▶ **Data section**

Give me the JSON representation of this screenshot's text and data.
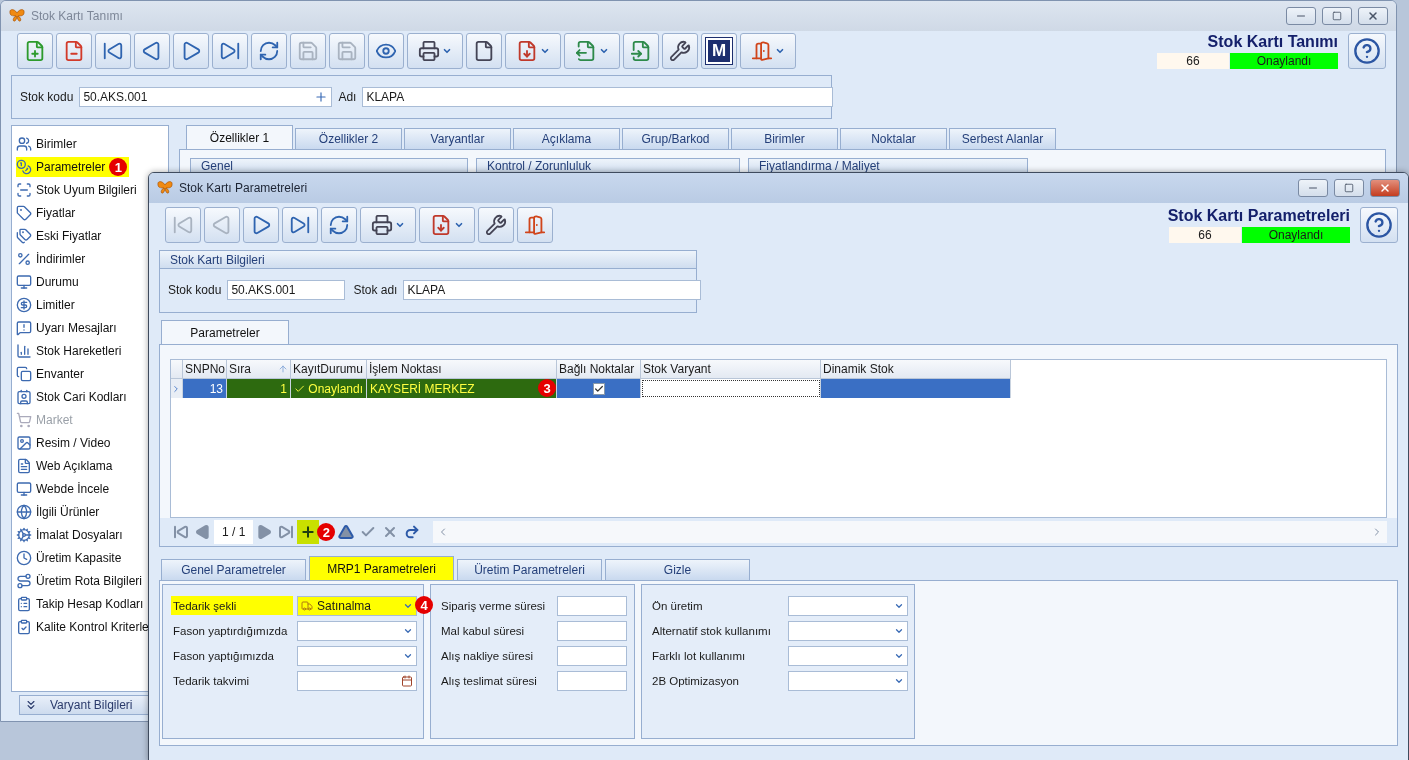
{
  "main_window": {
    "title": "Stok Kartı Tanımı",
    "header_title": "Stok Kartı Tanımı",
    "record_no": "66",
    "status": "Onaylandı",
    "toolbar": [
      {
        "kind": "new",
        "disabled": false,
        "dropdown": false
      },
      {
        "kind": "delete",
        "disabled": false,
        "dropdown": false
      },
      {
        "kind": "first",
        "disabled": false,
        "dropdown": false
      },
      {
        "kind": "previous",
        "disabled": false,
        "dropdown": false
      },
      {
        "kind": "next",
        "disabled": false,
        "dropdown": false
      },
      {
        "kind": "last",
        "disabled": false,
        "dropdown": false
      },
      {
        "kind": "refresh",
        "disabled": false,
        "dropdown": false
      },
      {
        "kind": "save",
        "disabled": true,
        "dropdown": false
      },
      {
        "kind": "save-cancel",
        "disabled": true,
        "dropdown": false
      },
      {
        "kind": "preview",
        "disabled": false,
        "dropdown": false
      },
      {
        "kind": "print",
        "disabled": false,
        "dropdown": true
      },
      {
        "kind": "attach",
        "disabled": false,
        "dropdown": false
      },
      {
        "kind": "pdf",
        "disabled": false,
        "dropdown": true
      },
      {
        "kind": "export",
        "disabled": false,
        "dropdown": true
      },
      {
        "kind": "import",
        "disabled": false,
        "dropdown": false
      },
      {
        "kind": "settings",
        "disabled": false,
        "dropdown": false
      },
      {
        "kind": "logo",
        "label": "M",
        "disabled": false,
        "dropdown": false
      },
      {
        "kind": "exit",
        "disabled": false,
        "dropdown": true
      }
    ],
    "fields": {
      "stok_kodu_label": "Stok kodu",
      "stok_kodu": "50.AKS.001",
      "adi_label": "Adı",
      "adi": "KLAPA"
    },
    "sidebar": {
      "items": [
        {
          "label": "Birimler",
          "selected": false,
          "disabled": false
        },
        {
          "label": "Parametreler",
          "selected": true,
          "disabled": false,
          "badge": "1"
        },
        {
          "label": "Stok Uyum Bilgileri",
          "selected": false,
          "disabled": false
        },
        {
          "label": "Fiyatlar",
          "selected": false,
          "disabled": false
        },
        {
          "label": "Eski Fiyatlar",
          "selected": false,
          "disabled": false
        },
        {
          "label": "İndirimler",
          "selected": false,
          "disabled": false
        },
        {
          "label": "Durumu",
          "selected": false,
          "disabled": false
        },
        {
          "label": "Limitler",
          "selected": false,
          "disabled": false
        },
        {
          "label": "Uyarı Mesajları",
          "selected": false,
          "disabled": false
        },
        {
          "label": "Stok Hareketleri",
          "selected": false,
          "disabled": false
        },
        {
          "label": "Envanter",
          "selected": false,
          "disabled": false
        },
        {
          "label": "Stok Cari Kodları",
          "selected": false,
          "disabled": false
        },
        {
          "label": "Market",
          "selected": false,
          "disabled": true
        },
        {
          "label": "Resim / Video",
          "selected": false,
          "disabled": false
        },
        {
          "label": "Web Açıklama",
          "selected": false,
          "disabled": false
        },
        {
          "label": "Webde İncele",
          "selected": false,
          "disabled": false
        },
        {
          "label": "İlgili Ürünler",
          "selected": false,
          "disabled": false
        },
        {
          "label": "İmalat Dosyaları",
          "selected": false,
          "disabled": false
        },
        {
          "label": "Üretim Kapasite",
          "selected": false,
          "disabled": false
        },
        {
          "label": "Üretim Rota Bilgileri",
          "selected": false,
          "disabled": false
        },
        {
          "label": "Takip Hesap Kodları",
          "selected": false,
          "disabled": false
        },
        {
          "label": "Kalite Kontrol Kriterle",
          "selected": false,
          "disabled": false
        }
      ],
      "footer_button": "Varyant Bilgileri"
    },
    "tabs": [
      {
        "label": "Özellikler 1",
        "selected": true
      },
      {
        "label": "Özellikler 2",
        "selected": false
      },
      {
        "label": "Varyantlar",
        "selected": false
      },
      {
        "label": "Açıklama",
        "selected": false
      },
      {
        "label": "Grup/Barkod",
        "selected": false
      },
      {
        "label": "Birimler",
        "selected": false
      },
      {
        "label": "Noktalar",
        "selected": false
      },
      {
        "label": "Serbest Alanlar",
        "selected": false
      }
    ],
    "groups": [
      "Genel",
      "Kontrol / Zorunluluk",
      "Fiyatlandırma / Maliyet"
    ]
  },
  "dialog": {
    "title": "Stok Kartı Parametreleri",
    "header_title": "Stok Kartı Parametreleri",
    "record_no": "66",
    "status": "Onaylandı",
    "toolbar": [
      {
        "kind": "first",
        "disabled": true,
        "dropdown": false
      },
      {
        "kind": "previous",
        "disabled": true,
        "dropdown": false
      },
      {
        "kind": "next",
        "disabled": false,
        "dropdown": false
      },
      {
        "kind": "last",
        "disabled": false,
        "dropdown": false
      },
      {
        "kind": "refresh",
        "disabled": false,
        "dropdown": false
      },
      {
        "kind": "print",
        "disabled": false,
        "dropdown": true
      },
      {
        "kind": "pdf",
        "disabled": false,
        "dropdown": true
      },
      {
        "kind": "settings",
        "disabled": false,
        "dropdown": false
      },
      {
        "kind": "exit",
        "disabled": false,
        "dropdown": false
      }
    ],
    "info": {
      "title": "Stok Kartı Bilgileri",
      "stok_kodu_label": "Stok kodu",
      "stok_kodu": "50.AKS.001",
      "stok_adi_label": "Stok adı",
      "stok_adi": "KLAPA"
    },
    "grid_tab": {
      "label": "Parametreler",
      "selected": true
    },
    "grid": {
      "columns": [
        "SNPNo",
        "Sıra",
        "KayıtDurumu",
        "İşlem Noktası",
        "Bağlı Noktalar",
        "Stok Varyant",
        "Dinamik Stok"
      ],
      "rows": [
        {
          "snpno": "13",
          "sira": "1",
          "status": "Onaylandı",
          "approved": true,
          "islem_noktasi": "KAYSERİ MERKEZ",
          "bagli_noktalar": true,
          "selected": true,
          "highlighted": true,
          "badge": "3"
        }
      ]
    },
    "navigator": [
      {
        "kind": "first"
      },
      {
        "kind": "previous"
      },
      {
        "kind": "page",
        "label": "1 / 1"
      },
      {
        "kind": "next"
      },
      {
        "kind": "last"
      },
      {
        "kind": "add",
        "highlighted": true,
        "badge": "2"
      },
      {
        "kind": "up"
      },
      {
        "kind": "check"
      },
      {
        "kind": "cancel"
      },
      {
        "kind": "redo"
      }
    ],
    "tabs": [
      {
        "label": "Genel Parametreler",
        "selected": false
      },
      {
        "label": "MRP1 Parametreleri",
        "selected": true
      },
      {
        "label": "Üretim Parametreleri",
        "selected": false
      },
      {
        "label": "Gizle",
        "selected": false
      }
    ],
    "panels": [
      [
        {
          "label": "Tedarik şekli",
          "kind": "dropdown",
          "value": "Satınalma",
          "highlighted": true,
          "badge": "4"
        },
        {
          "label": "Fason yaptırdığımızda",
          "kind": "dropdown",
          "highlighted": false
        },
        {
          "label": "Fason yaptığımızda",
          "kind": "dropdown",
          "highlighted": false
        },
        {
          "label": "Tedarik takvimi",
          "kind": "date",
          "highlighted": false
        }
      ],
      [
        {
          "label": "Sipariş verme süresi",
          "kind": "text",
          "highlighted": false
        },
        {
          "label": "Mal kabul süresi",
          "kind": "text",
          "highlighted": false
        },
        {
          "label": "Alış nakliye süresi",
          "kind": "text",
          "highlighted": false
        },
        {
          "label": "Alış teslimat süresi",
          "kind": "text",
          "highlighted": false
        }
      ],
      [
        {
          "label": "Ön üretim",
          "kind": "dropdown",
          "highlighted": false
        },
        {
          "label": "Alternatif stok kullanımı",
          "kind": "dropdown",
          "highlighted": false
        },
        {
          "label": "Farklı lot kullanımı",
          "kind": "dropdown",
          "highlighted": false
        },
        {
          "label": "2B Optimizasyon",
          "kind": "dropdown",
          "highlighted": false
        }
      ]
    ]
  }
}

▶ **The request**
Only lines with "Kodları" are wanted here; list each of them.

▶ **Task solution**
          "label": "Stok Cari Kodları",
          "label": "Takip Hesap Kodları",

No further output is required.